━━ Material for this task ━━
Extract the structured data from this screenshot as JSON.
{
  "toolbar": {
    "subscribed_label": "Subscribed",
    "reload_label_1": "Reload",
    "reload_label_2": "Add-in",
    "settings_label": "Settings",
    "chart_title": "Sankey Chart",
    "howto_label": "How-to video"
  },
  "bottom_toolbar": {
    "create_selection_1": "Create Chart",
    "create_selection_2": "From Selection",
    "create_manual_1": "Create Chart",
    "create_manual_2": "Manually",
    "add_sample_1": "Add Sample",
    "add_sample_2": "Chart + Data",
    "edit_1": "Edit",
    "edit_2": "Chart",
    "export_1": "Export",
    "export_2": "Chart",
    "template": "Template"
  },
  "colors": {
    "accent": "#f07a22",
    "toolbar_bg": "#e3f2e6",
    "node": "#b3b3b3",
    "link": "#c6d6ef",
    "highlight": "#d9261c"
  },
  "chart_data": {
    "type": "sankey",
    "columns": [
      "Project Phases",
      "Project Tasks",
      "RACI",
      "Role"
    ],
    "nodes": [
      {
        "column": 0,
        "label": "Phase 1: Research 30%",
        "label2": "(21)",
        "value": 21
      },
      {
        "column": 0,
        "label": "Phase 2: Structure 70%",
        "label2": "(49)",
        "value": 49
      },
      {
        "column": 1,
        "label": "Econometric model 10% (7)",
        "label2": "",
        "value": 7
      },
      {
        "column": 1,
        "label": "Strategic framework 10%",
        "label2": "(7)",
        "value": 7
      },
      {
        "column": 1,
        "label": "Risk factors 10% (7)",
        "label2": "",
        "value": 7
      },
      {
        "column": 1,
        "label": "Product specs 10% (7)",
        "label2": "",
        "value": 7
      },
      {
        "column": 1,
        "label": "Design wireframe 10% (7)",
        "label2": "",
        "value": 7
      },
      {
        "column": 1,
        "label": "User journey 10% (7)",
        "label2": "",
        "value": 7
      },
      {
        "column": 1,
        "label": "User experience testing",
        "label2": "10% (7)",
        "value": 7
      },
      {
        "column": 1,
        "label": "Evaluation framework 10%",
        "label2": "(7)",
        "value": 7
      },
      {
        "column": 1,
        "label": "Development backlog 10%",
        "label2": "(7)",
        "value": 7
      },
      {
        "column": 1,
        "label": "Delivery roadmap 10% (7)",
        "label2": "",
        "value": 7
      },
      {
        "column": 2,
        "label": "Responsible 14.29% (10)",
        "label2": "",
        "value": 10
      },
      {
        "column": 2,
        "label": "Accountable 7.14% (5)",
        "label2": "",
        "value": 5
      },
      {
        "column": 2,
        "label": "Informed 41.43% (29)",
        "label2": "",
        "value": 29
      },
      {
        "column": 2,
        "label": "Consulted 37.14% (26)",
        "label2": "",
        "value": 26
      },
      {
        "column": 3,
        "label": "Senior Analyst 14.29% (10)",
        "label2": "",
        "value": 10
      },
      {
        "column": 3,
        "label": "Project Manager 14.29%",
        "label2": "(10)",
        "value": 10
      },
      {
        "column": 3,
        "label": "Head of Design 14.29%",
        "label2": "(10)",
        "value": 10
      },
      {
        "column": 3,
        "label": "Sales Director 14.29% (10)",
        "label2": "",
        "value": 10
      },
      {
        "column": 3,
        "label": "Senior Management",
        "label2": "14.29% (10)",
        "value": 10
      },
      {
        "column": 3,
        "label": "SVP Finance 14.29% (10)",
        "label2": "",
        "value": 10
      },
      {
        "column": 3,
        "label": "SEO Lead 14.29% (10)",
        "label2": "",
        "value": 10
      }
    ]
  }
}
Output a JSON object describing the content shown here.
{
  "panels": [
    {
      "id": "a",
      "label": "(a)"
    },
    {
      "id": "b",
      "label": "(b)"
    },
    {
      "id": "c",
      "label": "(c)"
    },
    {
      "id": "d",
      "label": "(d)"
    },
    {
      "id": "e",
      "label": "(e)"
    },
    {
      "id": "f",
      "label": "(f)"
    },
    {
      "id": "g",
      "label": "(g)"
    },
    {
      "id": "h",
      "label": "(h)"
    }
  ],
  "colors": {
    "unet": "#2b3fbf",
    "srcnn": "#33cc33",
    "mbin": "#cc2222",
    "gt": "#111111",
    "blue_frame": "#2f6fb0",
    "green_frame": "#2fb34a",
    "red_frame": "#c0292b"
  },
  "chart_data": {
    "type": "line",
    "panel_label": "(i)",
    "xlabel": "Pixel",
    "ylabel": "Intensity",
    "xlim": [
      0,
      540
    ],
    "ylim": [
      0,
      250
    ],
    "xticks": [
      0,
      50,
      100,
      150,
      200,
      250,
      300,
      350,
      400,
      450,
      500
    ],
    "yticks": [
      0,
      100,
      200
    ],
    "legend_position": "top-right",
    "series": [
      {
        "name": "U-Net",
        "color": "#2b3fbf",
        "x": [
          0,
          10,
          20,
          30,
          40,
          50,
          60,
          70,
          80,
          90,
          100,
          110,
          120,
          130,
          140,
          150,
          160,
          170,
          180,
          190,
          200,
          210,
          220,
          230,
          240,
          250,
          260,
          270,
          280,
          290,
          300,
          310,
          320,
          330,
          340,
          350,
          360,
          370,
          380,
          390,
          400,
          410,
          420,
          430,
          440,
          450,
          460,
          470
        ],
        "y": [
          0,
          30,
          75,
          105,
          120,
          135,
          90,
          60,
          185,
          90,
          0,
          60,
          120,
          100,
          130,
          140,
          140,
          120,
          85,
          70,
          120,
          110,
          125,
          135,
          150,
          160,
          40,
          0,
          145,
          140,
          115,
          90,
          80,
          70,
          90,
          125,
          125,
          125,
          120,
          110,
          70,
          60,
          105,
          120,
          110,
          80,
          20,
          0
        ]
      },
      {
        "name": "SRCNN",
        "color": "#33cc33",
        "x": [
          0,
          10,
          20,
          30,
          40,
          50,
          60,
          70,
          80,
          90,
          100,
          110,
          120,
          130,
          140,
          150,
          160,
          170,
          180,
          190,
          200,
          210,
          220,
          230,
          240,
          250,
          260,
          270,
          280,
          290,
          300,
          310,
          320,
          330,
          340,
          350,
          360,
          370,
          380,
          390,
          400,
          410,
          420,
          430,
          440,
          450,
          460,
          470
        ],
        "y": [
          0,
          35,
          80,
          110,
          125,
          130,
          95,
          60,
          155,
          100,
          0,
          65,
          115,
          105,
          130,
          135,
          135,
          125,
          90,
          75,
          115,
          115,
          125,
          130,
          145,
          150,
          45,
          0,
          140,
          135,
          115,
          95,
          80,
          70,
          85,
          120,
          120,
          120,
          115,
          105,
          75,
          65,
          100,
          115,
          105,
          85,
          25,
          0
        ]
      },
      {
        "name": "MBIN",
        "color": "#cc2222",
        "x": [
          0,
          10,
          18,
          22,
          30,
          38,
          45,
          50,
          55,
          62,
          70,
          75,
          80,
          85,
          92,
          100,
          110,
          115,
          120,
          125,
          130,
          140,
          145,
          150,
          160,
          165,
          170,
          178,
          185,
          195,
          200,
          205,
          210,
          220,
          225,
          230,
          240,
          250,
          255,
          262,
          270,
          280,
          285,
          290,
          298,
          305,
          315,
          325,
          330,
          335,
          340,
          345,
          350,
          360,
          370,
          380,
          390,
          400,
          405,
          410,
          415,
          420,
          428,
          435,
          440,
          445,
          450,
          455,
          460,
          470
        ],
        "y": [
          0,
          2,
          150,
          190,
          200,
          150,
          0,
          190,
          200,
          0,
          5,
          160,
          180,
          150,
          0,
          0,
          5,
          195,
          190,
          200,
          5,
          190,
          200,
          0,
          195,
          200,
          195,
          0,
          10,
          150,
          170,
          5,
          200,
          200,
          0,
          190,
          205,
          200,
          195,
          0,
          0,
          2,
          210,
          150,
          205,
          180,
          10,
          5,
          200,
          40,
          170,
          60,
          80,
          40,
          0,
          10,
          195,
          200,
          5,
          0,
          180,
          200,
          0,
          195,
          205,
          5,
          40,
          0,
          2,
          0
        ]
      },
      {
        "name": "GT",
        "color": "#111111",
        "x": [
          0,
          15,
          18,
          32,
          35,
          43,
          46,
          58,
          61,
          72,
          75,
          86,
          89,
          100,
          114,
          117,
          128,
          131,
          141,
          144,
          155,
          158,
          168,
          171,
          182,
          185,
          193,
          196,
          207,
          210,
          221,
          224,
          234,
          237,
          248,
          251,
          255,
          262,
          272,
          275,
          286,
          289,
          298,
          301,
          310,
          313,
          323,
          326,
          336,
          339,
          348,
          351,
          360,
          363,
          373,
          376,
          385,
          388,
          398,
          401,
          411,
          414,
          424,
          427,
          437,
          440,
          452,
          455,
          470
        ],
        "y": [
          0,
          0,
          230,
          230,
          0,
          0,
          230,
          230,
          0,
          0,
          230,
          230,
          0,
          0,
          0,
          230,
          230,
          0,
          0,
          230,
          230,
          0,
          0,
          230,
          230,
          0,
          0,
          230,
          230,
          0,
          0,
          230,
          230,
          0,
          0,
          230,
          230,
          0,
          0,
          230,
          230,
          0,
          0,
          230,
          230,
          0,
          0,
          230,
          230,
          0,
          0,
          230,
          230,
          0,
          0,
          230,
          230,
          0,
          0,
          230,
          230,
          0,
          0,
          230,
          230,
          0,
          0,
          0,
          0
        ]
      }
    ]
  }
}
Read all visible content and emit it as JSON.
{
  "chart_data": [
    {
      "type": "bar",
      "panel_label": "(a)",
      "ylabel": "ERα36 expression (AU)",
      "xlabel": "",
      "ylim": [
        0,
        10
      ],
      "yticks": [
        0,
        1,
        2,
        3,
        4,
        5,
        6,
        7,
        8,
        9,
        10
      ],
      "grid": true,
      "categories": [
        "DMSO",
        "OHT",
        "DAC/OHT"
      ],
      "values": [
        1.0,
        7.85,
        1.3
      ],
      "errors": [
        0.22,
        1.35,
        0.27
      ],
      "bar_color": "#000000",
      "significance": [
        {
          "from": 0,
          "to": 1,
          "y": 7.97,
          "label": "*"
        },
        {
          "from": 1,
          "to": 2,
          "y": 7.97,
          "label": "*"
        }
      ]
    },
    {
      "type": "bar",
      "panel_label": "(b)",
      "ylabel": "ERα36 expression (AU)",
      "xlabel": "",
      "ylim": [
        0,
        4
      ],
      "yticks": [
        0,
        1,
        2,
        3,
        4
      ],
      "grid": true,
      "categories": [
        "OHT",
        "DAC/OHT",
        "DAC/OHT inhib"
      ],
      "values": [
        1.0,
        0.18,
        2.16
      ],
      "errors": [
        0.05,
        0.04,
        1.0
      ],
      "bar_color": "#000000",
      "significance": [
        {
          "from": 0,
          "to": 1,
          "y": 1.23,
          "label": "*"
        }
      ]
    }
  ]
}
━━━
■ Task
Filter the entries and copy out every line with the word "JSON".

■ In response
Extract the structured data from this screenshot as JSON.
Output a JSON object describing the content shown here.
Read all visible content and emit it as JSON.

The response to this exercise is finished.